BRIEF DESCRIPTION OF THE DRAWINGS
FIG. 1 shows a schematic diagram of a drilling system;
FIG. 2 shows a diagram of one embodiment of a downhole motor;
FIG. 3A shows one example of fluid flow through a power section of a downhole
motor;
FIG. 3B shows another example of fluid flow through a power section of a
downhole motor; and
FIG. 4 shows an example of a clutch section of a downhole motor.
DETAILED DESCRIPTION
FIG. 1 shows a schematic diagram of a drilling system 110 having a downhole
assembly according to one embodiment of the present disclosure. As shown, the system
110 includes a conventional derrick 111 erected on a derrick floor 112, which supports a
rotary table 114 that is rotated by a prime mover (not shown) at a desired rotational
speed. A drill string 120 that comprises a drill pipe section 122 extends downward from
rotary table 114 into a directional borehole 126. Borehole 126 may travel in a threedimensional
path. A drill bit 150 is attached to the downhole end of drill string 120 and
disintegrates the geological formation 123 when drill bit 150 is rotated. The drill string
120 is coupled to a drawworks 130 via a kelly joint 121, swivel 128 and line 129 through
a system of pulleys (not shown). During the drilling operations, drawworks 130 is
operated to control the weight on bit 150 and the rate of penetration of drill string 120
into borehole 126. The operation of drawworks 130 is well known in the art and is thus
not described in detail herein.

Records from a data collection
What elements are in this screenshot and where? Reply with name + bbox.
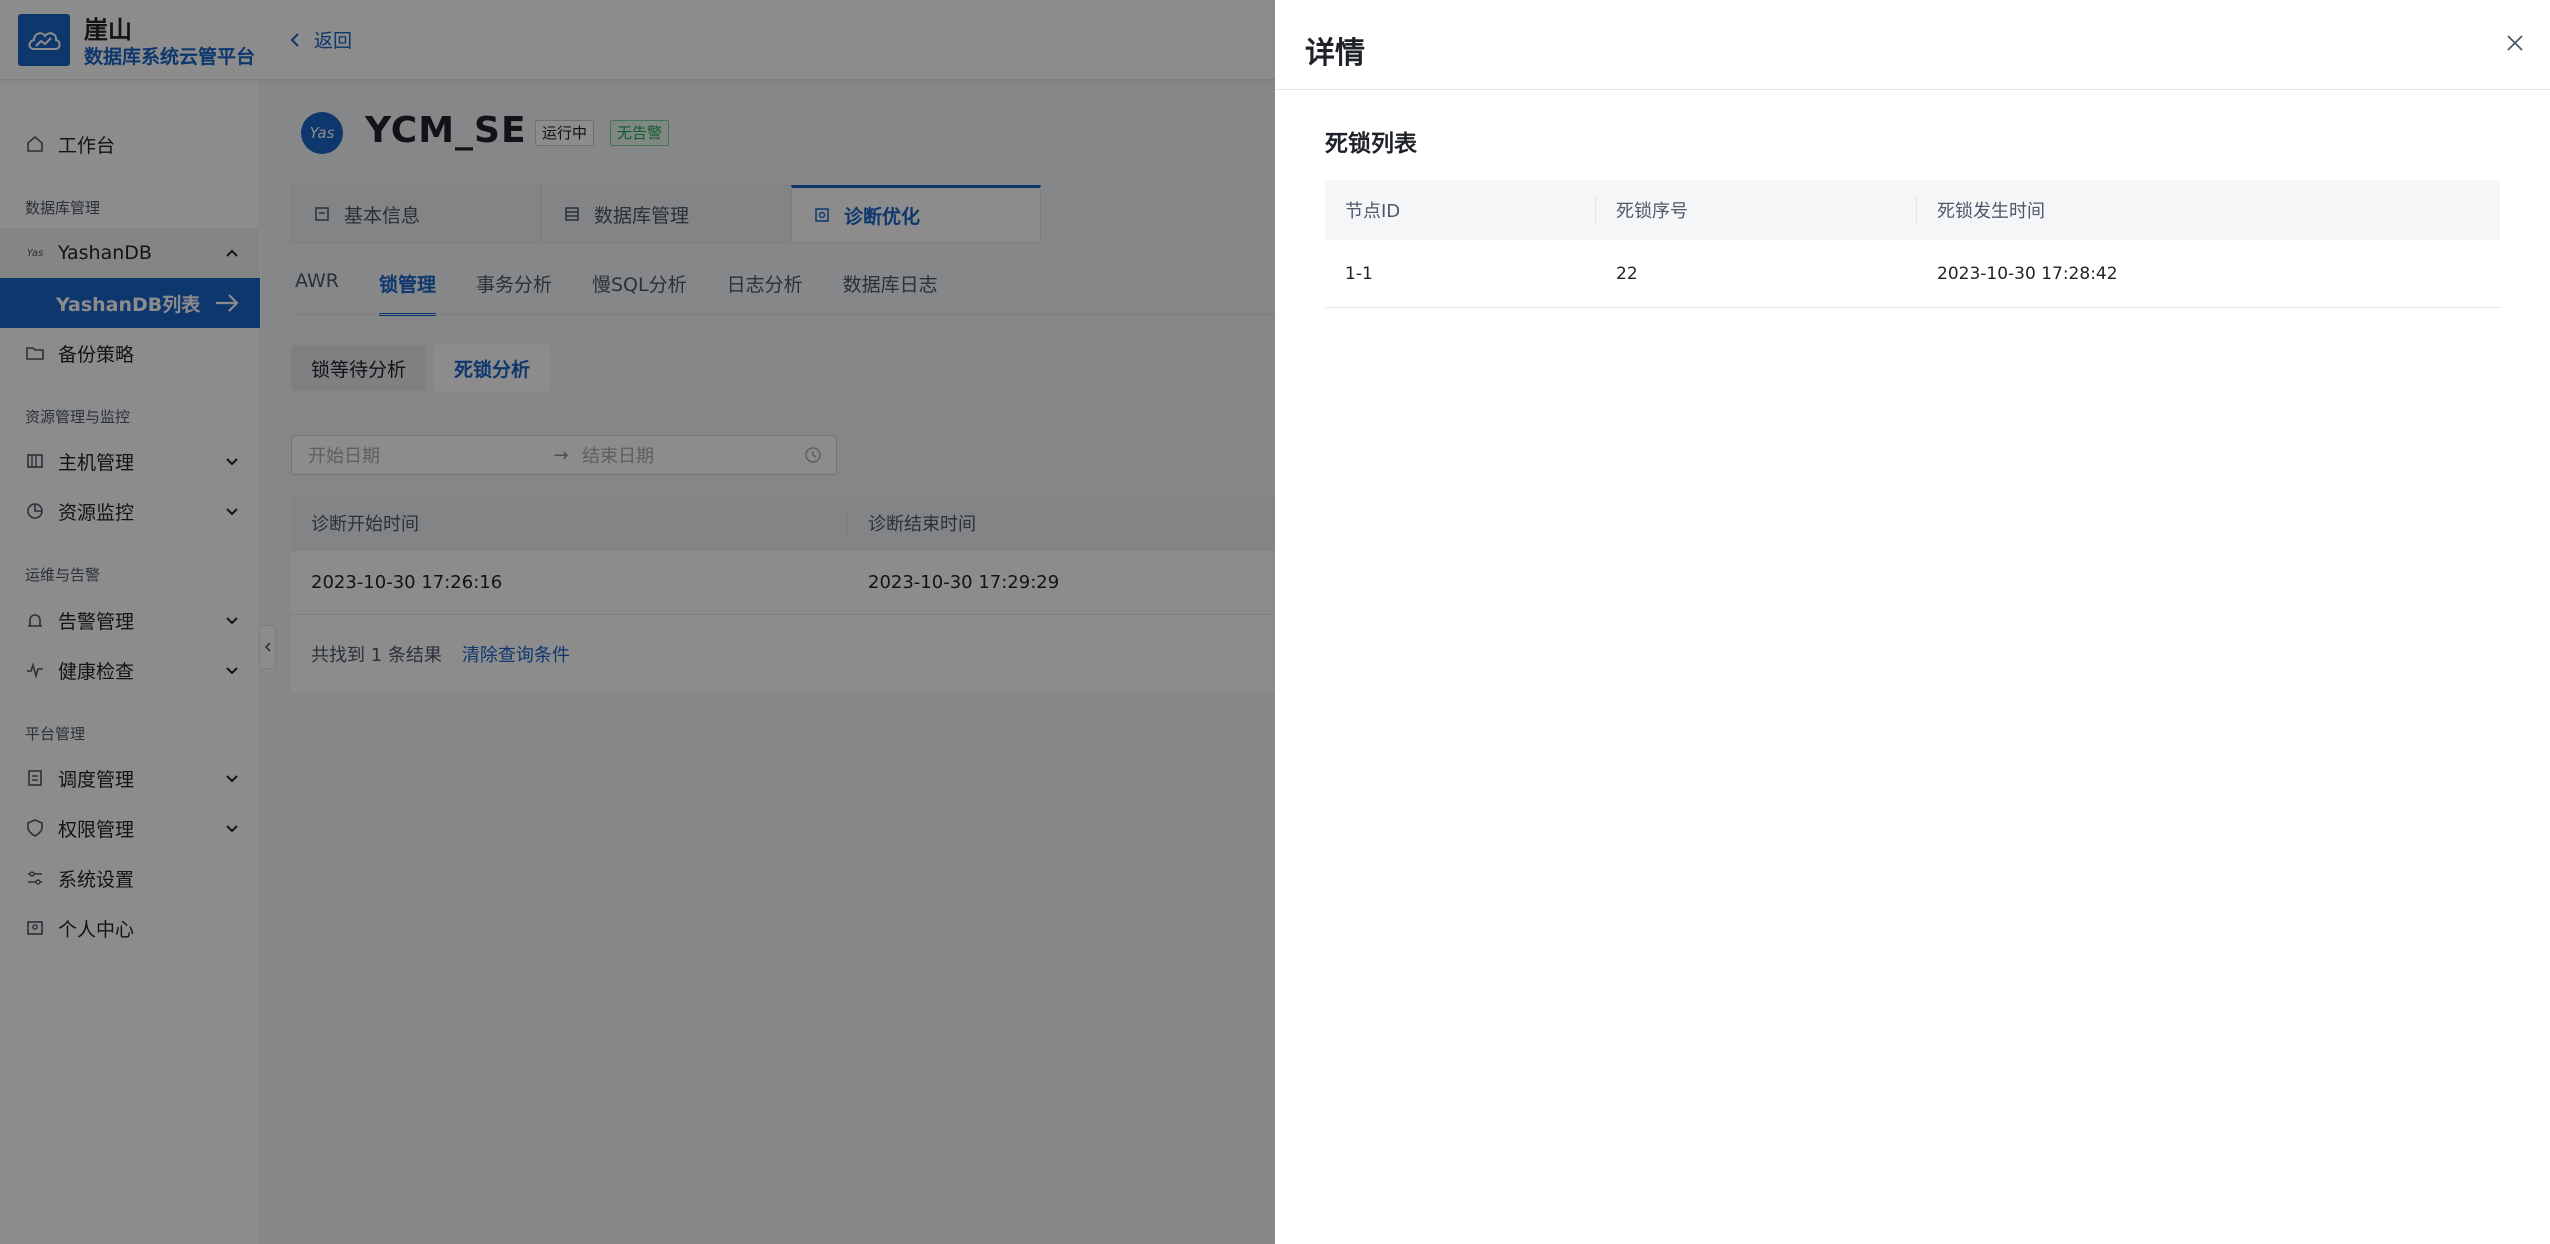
column-header: 死锁序号 — [1596, 196, 1917, 224]
table-header: 节点ID 死锁序号 死锁发生时间 — [1325, 180, 2500, 240]
table-cell: 2023-10-30 17:28:42 — [1937, 263, 2118, 284]
drawer-title: 详情 — [1305, 36, 1365, 71]
table-row[interactable]: 1-1 22 2023-10-30 17:28:42 — [1325, 240, 2500, 308]
column-header: 节点ID — [1325, 196, 1596, 224]
table-cell: 22 — [1616, 263, 1638, 284]
detail-drawer: 详情 死锁列表 节点ID 死锁序号 死锁发生时间 1-1 22 2023-10-… — [1275, 0, 2550, 1244]
column-header: 死锁发生时间 — [1937, 201, 2045, 222]
table-cell: 1-1 — [1345, 263, 1373, 284]
section-title: 死锁列表 — [1325, 131, 1417, 157]
deadlock-table: 节点ID 死锁序号 死锁发生时间 1-1 22 2023-10-30 17:28… — [1325, 180, 2500, 308]
drawer-header: 详情 — [1275, 0, 2550, 90]
close-button[interactable] — [2504, 32, 2526, 54]
close-icon — [2507, 35, 2523, 51]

Goals -
- 1) Using the text on the drilling system, decide whether each statement agrees with it: (a) the rotary table is turned by a prime mover; (b) the drill bit is attached to the upper end of the drill string; (c) the drawworks is operated to control the weight on the bit and the rate of penetration. Answer yes or no for each, quoting the deciding words of the text.
- 2) Reproduce lines of the records without any change. Begin at the line that has "column-header: 死锁序号 — [1596, 196, 1917, 224]" and stop after the last line of the records.

Expected results -
- 1)
(a) Yes: "rotary table 114 that is rotated by a prime mover (not shown)"
(b) No: "A drill bit 150 is attached to the downhole end of drill string 120"
(c) Yes: "drawworks 130 is operated to control the weight on bit 150 and the rate of penetration of drill string 120 into borehole 126"

- 2)
column-header: 死锁序号 — [1596, 196, 1917, 224]
table-header: 节点ID 死锁序号 死锁发生时间 — [1325, 180, 2500, 240]
table-cell: 2023-10-30 17:28:42 — [1937, 263, 2118, 284]
drawer-title: 详情 — [1305, 36, 1365, 71]
table-row[interactable]: 1-1 22 2023-10-30 17:28:42 — [1325, 240, 2500, 308]
column-header: 节点ID — [1325, 196, 1596, 224]
table-cell: 22 — [1616, 263, 1638, 284]
detail-drawer: 详情 死锁列表 节点ID 死锁序号 死锁发生时间 1-1 22 2023-10-… — [1275, 0, 2550, 1244]
column-header: 死锁发生时间 — [1937, 201, 2045, 222]
table-cell: 1-1 — [1345, 263, 1373, 284]
section-title: 死锁列表 — [1325, 131, 1417, 157]
deadlock-table: 节点ID 死锁序号 死锁发生时间 1-1 22 2023-10-30 17:28… — [1325, 180, 2500, 308]
drawer-header: 详情 — [1275, 0, 2550, 90]
close-button[interactable] — [2504, 32, 2526, 54]
close-icon — [2507, 35, 2523, 51]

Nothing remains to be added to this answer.